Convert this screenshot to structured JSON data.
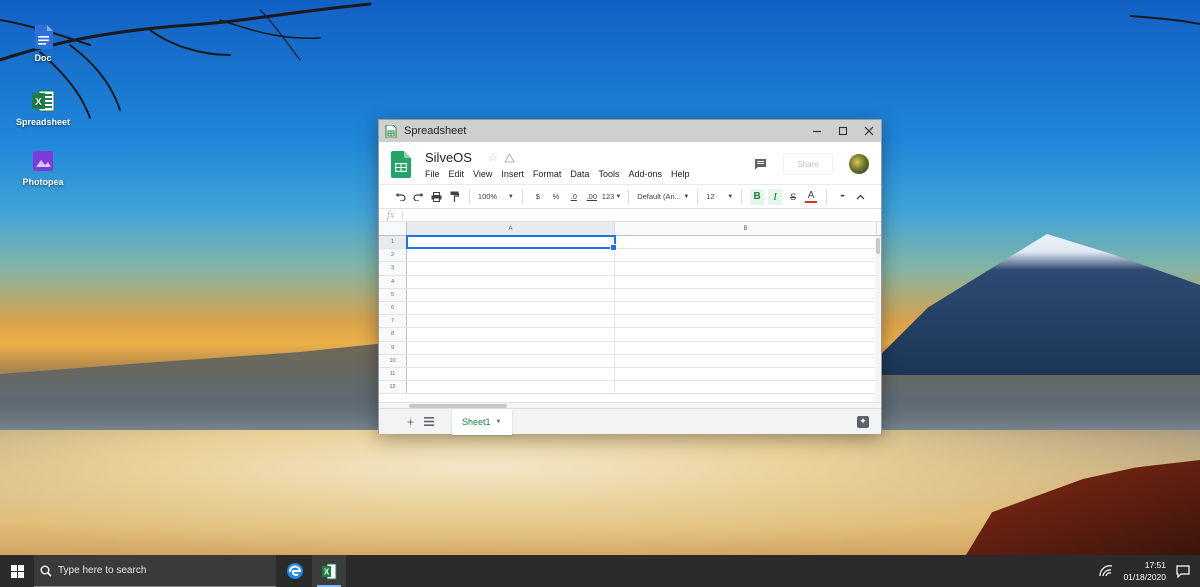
{
  "desktop": {
    "icons": [
      {
        "label": "Doc"
      },
      {
        "label": "Spreadsheet"
      },
      {
        "label": "Photopea"
      }
    ]
  },
  "window": {
    "title": "Spreadsheet",
    "doc_name": "SilveOS",
    "menus": [
      "File",
      "Edit",
      "View",
      "Insert",
      "Format",
      "Data",
      "Tools",
      "Add-ons",
      "Help"
    ],
    "share_label": "Share",
    "toolbar": {
      "zoom": "100%",
      "currency": "$",
      "percent": "%",
      "dec_decrease": ".0",
      "dec_increase": ".00",
      "more_formats": "123",
      "font": "Default (Ari...",
      "font_size": "12",
      "bold": "B",
      "italic": "I",
      "strike": "S",
      "text_color": "A",
      "more": "•••"
    },
    "formula_bar": {
      "fx": "fx",
      "value": ""
    },
    "grid": {
      "columns": [
        "A",
        "B"
      ],
      "rows": [
        "1",
        "2",
        "3",
        "4",
        "5",
        "6",
        "7",
        "8",
        "9",
        "10",
        "11",
        "12"
      ],
      "active_cell": "A1"
    },
    "sheets": [
      {
        "label": "Sheet1"
      }
    ]
  },
  "taskbar": {
    "search_placeholder": "Type here to search",
    "time": "17:51",
    "date": "01/18/2020"
  },
  "colors": {
    "sheets_green": "#188038",
    "selection_blue": "#1a73e8",
    "text_color_underline": "#d93025"
  }
}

◆ WORK INSTRUCTIONS ◆
Determine how many lines in the listing above hold the string "Spreadsheet", then write only the number.

◆ FINAL RESULT ◆
2